··· Source records

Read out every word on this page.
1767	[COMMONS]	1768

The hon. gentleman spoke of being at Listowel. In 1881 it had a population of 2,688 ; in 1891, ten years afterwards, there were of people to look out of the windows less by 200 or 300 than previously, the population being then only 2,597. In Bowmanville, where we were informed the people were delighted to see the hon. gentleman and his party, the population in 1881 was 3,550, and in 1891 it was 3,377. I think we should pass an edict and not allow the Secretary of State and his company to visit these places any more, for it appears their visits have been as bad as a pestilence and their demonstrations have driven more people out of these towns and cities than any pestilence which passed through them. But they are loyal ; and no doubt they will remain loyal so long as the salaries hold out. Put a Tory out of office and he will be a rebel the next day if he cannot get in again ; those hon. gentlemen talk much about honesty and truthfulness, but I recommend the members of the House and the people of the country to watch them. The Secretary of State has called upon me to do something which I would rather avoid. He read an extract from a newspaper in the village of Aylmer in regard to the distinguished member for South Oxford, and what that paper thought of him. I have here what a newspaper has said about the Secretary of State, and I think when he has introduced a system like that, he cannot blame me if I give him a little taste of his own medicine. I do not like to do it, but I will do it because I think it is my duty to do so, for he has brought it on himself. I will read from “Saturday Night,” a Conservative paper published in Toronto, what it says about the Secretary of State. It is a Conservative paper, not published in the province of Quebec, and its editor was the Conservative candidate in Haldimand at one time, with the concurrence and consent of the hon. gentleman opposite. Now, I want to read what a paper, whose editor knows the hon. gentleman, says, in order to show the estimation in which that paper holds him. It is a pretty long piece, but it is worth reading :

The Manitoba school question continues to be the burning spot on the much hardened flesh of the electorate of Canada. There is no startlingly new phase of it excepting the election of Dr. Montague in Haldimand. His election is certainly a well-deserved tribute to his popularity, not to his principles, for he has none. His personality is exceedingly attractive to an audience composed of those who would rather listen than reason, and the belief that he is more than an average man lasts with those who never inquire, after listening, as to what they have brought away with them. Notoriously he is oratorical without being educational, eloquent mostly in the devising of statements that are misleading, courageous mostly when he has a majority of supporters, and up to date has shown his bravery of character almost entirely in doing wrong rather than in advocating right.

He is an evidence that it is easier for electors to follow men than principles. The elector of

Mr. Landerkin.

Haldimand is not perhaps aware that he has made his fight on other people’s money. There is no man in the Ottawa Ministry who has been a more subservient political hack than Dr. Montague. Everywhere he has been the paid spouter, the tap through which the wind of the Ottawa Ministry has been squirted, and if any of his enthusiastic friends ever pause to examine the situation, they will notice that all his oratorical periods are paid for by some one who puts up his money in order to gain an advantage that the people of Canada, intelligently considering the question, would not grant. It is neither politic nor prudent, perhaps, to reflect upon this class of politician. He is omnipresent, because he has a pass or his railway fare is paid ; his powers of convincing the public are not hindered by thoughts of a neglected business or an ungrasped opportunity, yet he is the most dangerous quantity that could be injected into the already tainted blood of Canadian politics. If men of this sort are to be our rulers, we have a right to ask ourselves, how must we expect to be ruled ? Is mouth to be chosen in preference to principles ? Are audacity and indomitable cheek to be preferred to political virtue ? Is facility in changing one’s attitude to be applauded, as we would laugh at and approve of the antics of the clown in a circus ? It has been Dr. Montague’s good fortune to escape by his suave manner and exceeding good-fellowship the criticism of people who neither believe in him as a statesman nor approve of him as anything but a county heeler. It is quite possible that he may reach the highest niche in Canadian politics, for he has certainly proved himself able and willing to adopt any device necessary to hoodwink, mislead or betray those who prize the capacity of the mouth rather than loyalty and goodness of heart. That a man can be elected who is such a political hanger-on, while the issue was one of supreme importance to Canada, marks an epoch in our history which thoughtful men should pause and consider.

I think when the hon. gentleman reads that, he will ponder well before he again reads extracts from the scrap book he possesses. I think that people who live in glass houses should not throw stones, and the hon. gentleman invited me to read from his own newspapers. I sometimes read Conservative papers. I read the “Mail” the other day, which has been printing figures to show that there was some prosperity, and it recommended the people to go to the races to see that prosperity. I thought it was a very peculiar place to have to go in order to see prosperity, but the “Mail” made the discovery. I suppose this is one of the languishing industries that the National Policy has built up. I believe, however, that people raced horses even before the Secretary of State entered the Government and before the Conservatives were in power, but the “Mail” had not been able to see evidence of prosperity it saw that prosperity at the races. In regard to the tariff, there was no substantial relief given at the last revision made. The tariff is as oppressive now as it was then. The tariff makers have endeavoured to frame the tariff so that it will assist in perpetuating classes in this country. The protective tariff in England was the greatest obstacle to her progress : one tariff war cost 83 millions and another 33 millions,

······

> Your goal
Every entry should be printed again exactly as it stands.

> Output for this task
Read out every word on this page.
1767	[COMMONS]	1768

The hon. gentleman spoke of being at Listowel. In 1881 it had a population of 2,688 ; in 1891, ten years afterwards, there were of people to look out of the windows less by 200 or 300 than previously, the population being then only 2,597. In Bowmanville, where we were informed the people were delighted to see the hon. gentleman and his party, the population in 1881 was 3,550, and in 1891 it was 3,377. I think we should pass an edict and not allow the Secretary of State and his company to visit these places any more, for it appears their visits have been as bad as a pestilence and their demonstrations have driven more people out of these towns and cities than any pestilence which passed through them. But they are loyal ; and no doubt they will remain loyal so long as the salaries hold out. Put a Tory out of office and he will be a rebel the next day if he cannot get in again ; those hon. gentlemen talk much about honesty and truthfulness, but I recommend the members of the House and the people of the country to watch them. The Secretary of State has called upon me to do something which I would rather avoid. He read an extract from a newspaper in the village of Aylmer in regard to the distinguished member for South Oxford, and what that paper thought of him. I have here what a newspaper has said about the Secretary of State, and I think when he has introduced a system like that, he cannot blame me if I give him a little taste of his own medicine. I do not like to do it, but I will do it because I think it is my duty to do so, for he has brought it on himself. I will read from “Saturday Night,” a Conservative paper published in Toronto, what it says about the Secretary of State. It is a Conservative paper, not published in the province of Quebec, and its editor was the Conservative candidate in Haldimand at one time, with the concurrence and consent of the hon. gentleman opposite. Now, I want to read what a paper, whose editor knows the hon. gentleman, says, in order to show the estimation in which that paper holds him. It is a pretty long piece, but it is worth reading :

The Manitoba school question continues to be the burning spot on the much hardened flesh of the electorate of Canada. There is no startlingly new phase of it excepting the election of Dr. Montague in Haldimand. His election is certainly a well-deserved tribute to his popularity, not to his principles, for he has none. His personality is exceedingly attractive to an audience composed of those who would rather listen than reason, and the belief that he is more than an average man lasts with those who never inquire, after listening, as to what they have brought away with them. Notoriously he is oratorical without being educational, eloquent mostly in the devising of statements that are misleading, courageous mostly when he has a majority of supporters, and up to date has shown his bravery of character almost entirely in doing wrong rather than in advocating right.

He is an evidence that it is easier for electors to follow men than principles. The elector of

Mr. Landerkin.

Haldimand is not perhaps aware that he has made his fight on other people’s money. There is no man in the Ottawa Ministry who has been a more subservient political hack than Dr. Montague. Everywhere he has been the paid spouter, the tap through which the wind of the Ottawa Ministry has been squirted, and if any of his enthusiastic friends ever pause to examine the situation, they will notice that all his oratorical periods are paid for by some one who puts up his money in order to gain an advantage that the people of Canada, intelligently considering the question, would not grant. It is neither politic nor prudent, perhaps, to reflect upon this class of politician. He is omnipresent, because he has a pass or his railway fare is paid ; his powers of convincing the public are not hindered by thoughts of a neglected business or an ungrasped opportunity, yet he is the most dangerous quantity that could be injected into the already tainted blood of Canadian politics. If men of this sort are to be our rulers, we have a right to ask ourselves, how must we expect to be ruled ? Is mouth to be chosen in preference to principles ? Are audacity and indomitable cheek to be preferred to political virtue ? Is facility in changing one’s attitude to be applauded, as we would laugh at and approve of the antics of the clown in a circus ? It has been Dr. Montague’s good fortune to escape by his suave manner and exceeding good-fellowship the criticism of people who neither believe in him as a statesman nor approve of him as anything but a county heeler. It is quite possible that he may reach the highest niche in Canadian politics, for he has certainly proved himself able and willing to adopt any device necessary to hoodwink, mislead or betray those who prize the capacity of the mouth rather than loyalty and goodness of heart. That a man can be elected who is such a political hanger-on, while the issue was one of supreme importance to Canada, marks an epoch in our history which thoughtful men should pause and consider.

I think when the hon. gentleman reads that, he will ponder well before he again reads extracts from the scrap book he possesses. I think that people who live in glass houses should not throw stones, and the hon. gentleman invited me to read from his own newspapers. I sometimes read Conservative papers. I read the “Mail” the other day, which has been printing figures to show that there was some prosperity, and it recommended the people to go to the races to see that prosperity. I thought it was a very peculiar place to have to go in order to see prosperity, but the “Mail” made the discovery. I suppose this is one of the languishing industries that the National Policy has built up. I believe, however, that people raced horses even before the Secretary of State entered the Government and before the Conservatives were in power, but the “Mail” had not been able to see evidence of prosperity it saw that prosperity at the races. In regard to the tariff, there was no substantial relief given at the last revision made. The tariff is as oppressive now as it was then. The tariff makers have endeavoured to frame the tariff so that it will assist in perpetuating classes in this country. The protective tariff in England was the greatest obstacle to her progress : one tariff war cost 83 millions and another 33 millions,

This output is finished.